### SHORT PROBLEM
Omit all pictures. Copy the rest of the material exactly.

### MATERIAL SHOWN

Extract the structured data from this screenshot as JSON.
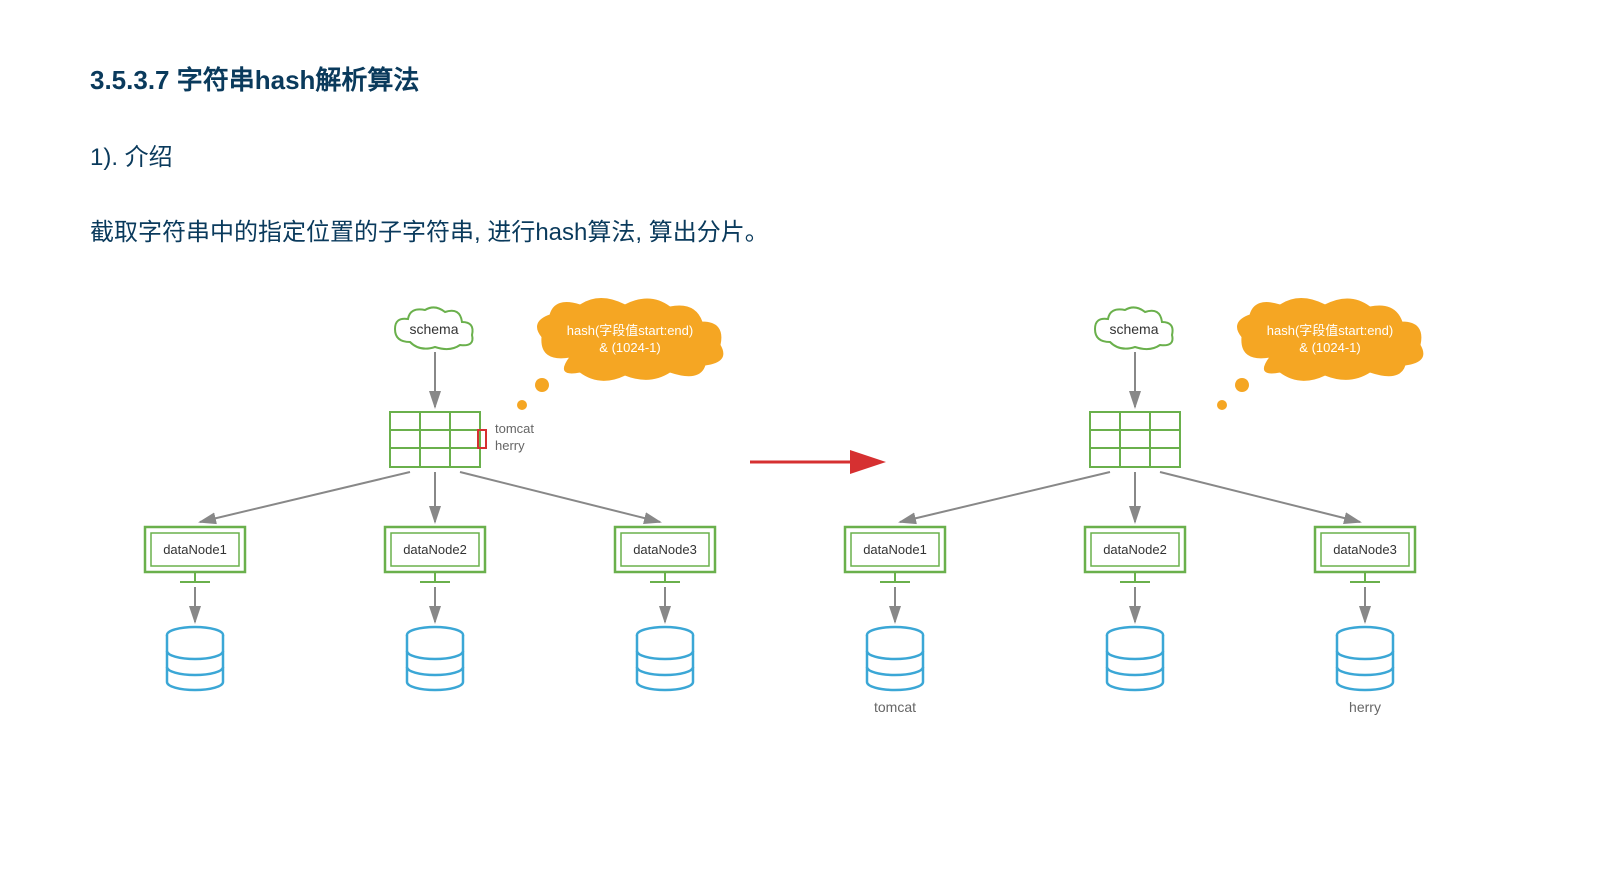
{
  "heading": "3.5.3.7 字符串hash解析算法",
  "subheading": "1). 介绍",
  "description": "截取字符串中的指定位置的子字符串, 进行hash算法,  算出分片。",
  "diagram": {
    "schema_label": "schema",
    "table_labels_left": [
      "tomcat",
      "herry"
    ],
    "cloud_line1": "hash(字段值start:end)",
    "cloud_line2": "& (1024-1)",
    "nodes": [
      "dataNode1",
      "dataNode2",
      "dataNode3"
    ],
    "right_labels": [
      "tomcat",
      "herry"
    ]
  }
}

### ANSWER TO THE TASK
Extract the structured data from this screenshot as JSON.
{
  "heading": "3.5.3.7 字符串hash解析算法",
  "subheading": "1). 介绍",
  "description": "截取字符串中的指定位置的子字符串, 进行hash算法,  算出分片。",
  "diagram": {
    "schema_label": "schema",
    "table_labels_left": [
      "tomcat",
      "herry"
    ],
    "cloud_line1": "hash(字段值start:end)",
    "cloud_line2": "& (1024-1)",
    "nodes": [
      "dataNode1",
      "dataNode2",
      "dataNode3"
    ],
    "right_labels": [
      "tomcat",
      "herry"
    ]
  }
}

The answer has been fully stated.